(EXERCISE OBJECTIVE): Check every line below for the word "Model" and copy each one that has it.

(MATERIAL FOR THIS EXERCISE):
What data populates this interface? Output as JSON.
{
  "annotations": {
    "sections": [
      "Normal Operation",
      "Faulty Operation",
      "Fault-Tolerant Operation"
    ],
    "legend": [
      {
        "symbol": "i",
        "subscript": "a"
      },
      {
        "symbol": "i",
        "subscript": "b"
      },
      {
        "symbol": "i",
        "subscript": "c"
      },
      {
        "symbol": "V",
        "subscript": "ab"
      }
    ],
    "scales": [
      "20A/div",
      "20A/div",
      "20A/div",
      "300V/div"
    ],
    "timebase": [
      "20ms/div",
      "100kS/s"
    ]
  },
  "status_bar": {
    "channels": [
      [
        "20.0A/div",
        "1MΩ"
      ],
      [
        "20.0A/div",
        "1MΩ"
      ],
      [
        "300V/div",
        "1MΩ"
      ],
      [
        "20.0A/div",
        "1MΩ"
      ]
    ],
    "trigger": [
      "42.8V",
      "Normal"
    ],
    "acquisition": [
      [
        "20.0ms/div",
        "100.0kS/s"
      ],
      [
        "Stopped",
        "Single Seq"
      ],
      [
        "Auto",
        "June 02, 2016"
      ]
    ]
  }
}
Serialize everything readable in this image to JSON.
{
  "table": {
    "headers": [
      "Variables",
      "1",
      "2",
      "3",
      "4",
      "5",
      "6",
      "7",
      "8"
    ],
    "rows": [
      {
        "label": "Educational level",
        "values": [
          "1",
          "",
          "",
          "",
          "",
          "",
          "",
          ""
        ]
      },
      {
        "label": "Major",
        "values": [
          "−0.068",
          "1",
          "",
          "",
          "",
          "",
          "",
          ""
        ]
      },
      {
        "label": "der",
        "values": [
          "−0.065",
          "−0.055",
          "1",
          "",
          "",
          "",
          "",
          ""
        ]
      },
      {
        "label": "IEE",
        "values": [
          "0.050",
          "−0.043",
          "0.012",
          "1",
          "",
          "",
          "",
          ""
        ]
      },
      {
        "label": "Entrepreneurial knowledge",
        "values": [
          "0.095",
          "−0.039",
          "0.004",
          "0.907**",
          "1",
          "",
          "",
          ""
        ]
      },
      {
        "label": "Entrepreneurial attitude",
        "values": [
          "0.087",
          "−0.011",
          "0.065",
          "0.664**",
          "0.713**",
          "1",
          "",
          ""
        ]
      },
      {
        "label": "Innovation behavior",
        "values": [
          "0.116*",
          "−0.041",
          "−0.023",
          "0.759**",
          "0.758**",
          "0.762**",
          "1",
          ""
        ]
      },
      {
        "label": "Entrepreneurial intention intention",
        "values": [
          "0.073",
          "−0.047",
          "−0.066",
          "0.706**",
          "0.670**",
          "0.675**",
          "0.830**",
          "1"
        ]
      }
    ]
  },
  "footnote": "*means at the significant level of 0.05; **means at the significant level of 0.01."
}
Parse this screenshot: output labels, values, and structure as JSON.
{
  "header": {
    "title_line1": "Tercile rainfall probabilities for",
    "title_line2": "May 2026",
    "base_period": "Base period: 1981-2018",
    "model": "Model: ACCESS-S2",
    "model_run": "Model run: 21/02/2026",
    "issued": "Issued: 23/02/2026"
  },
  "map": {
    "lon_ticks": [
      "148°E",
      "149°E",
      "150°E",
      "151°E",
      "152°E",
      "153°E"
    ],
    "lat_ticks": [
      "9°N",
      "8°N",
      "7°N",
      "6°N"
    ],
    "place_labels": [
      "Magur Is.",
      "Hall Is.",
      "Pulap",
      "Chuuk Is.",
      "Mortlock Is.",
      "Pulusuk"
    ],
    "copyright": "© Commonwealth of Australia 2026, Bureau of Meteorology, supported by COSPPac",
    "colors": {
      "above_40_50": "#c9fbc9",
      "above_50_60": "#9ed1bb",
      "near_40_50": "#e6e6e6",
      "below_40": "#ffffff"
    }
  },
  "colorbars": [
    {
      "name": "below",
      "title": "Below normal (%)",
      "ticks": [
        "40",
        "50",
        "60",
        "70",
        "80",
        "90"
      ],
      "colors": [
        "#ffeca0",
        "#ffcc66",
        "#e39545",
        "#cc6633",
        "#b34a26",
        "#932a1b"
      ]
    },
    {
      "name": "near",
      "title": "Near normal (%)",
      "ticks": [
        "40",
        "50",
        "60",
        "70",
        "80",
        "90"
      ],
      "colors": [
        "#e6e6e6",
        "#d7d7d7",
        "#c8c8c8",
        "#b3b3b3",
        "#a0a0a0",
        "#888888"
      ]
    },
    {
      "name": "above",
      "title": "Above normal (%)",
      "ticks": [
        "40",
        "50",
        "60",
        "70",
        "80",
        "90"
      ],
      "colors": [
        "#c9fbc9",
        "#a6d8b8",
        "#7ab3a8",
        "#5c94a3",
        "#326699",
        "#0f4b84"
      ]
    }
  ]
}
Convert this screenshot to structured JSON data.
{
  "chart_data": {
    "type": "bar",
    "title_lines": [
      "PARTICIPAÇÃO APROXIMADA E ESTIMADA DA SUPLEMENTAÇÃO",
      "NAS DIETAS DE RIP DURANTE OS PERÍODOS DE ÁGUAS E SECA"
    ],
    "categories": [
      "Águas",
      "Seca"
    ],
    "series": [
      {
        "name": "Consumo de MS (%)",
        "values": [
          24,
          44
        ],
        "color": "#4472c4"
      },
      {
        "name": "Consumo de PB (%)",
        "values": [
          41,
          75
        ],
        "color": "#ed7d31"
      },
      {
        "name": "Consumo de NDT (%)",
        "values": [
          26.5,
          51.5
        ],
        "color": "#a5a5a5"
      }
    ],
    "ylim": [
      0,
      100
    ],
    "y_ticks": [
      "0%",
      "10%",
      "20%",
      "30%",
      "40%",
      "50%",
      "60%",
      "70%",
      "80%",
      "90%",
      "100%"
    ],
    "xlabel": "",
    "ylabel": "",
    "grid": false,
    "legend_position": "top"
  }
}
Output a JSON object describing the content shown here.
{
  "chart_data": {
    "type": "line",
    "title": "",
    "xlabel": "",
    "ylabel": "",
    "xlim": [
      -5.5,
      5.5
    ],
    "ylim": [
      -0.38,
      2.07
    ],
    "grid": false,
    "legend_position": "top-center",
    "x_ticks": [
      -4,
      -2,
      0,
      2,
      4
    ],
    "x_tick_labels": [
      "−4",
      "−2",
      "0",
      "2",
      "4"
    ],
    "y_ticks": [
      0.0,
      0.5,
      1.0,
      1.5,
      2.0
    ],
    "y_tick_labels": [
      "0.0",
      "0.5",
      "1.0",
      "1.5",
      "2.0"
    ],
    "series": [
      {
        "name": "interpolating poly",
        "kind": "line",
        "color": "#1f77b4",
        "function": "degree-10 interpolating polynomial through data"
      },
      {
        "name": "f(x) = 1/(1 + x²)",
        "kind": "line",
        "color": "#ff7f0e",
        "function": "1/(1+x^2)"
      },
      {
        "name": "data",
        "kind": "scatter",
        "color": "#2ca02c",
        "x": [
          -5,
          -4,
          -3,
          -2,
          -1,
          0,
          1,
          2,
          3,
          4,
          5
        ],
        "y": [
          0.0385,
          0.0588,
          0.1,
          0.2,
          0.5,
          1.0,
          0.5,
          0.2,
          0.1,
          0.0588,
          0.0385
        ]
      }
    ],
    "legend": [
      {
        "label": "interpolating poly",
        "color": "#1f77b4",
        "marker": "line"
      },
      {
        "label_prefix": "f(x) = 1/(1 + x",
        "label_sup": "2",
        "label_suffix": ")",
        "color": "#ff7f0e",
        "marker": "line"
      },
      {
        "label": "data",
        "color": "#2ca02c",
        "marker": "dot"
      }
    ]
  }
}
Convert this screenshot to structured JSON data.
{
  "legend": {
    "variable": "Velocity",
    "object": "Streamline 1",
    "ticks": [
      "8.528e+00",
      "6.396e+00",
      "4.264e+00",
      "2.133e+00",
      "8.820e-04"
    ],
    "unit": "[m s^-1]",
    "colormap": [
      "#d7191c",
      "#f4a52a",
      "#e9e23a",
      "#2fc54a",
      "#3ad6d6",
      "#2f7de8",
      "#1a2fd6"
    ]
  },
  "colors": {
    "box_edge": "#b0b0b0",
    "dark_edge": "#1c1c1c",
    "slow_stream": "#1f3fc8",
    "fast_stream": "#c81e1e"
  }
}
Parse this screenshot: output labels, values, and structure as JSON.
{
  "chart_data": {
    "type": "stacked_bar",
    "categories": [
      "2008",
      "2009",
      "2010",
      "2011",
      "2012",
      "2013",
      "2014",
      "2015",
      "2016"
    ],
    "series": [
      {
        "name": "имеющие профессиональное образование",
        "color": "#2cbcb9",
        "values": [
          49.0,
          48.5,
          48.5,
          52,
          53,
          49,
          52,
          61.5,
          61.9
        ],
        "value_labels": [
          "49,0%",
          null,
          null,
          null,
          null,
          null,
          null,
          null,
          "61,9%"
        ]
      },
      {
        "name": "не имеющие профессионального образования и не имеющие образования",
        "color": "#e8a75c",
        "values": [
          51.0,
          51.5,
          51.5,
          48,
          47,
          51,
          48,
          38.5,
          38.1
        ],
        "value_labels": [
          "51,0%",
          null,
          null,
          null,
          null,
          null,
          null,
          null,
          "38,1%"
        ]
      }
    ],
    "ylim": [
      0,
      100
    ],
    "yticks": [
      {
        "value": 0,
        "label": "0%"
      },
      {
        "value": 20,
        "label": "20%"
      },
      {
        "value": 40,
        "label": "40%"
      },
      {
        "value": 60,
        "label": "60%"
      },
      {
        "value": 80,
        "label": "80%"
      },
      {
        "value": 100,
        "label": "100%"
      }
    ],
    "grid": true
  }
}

(COMPLETE OUTPUT):
    "model": "Model: ACCESS-S2",
    "model_run": "Model run: 21/02/2026",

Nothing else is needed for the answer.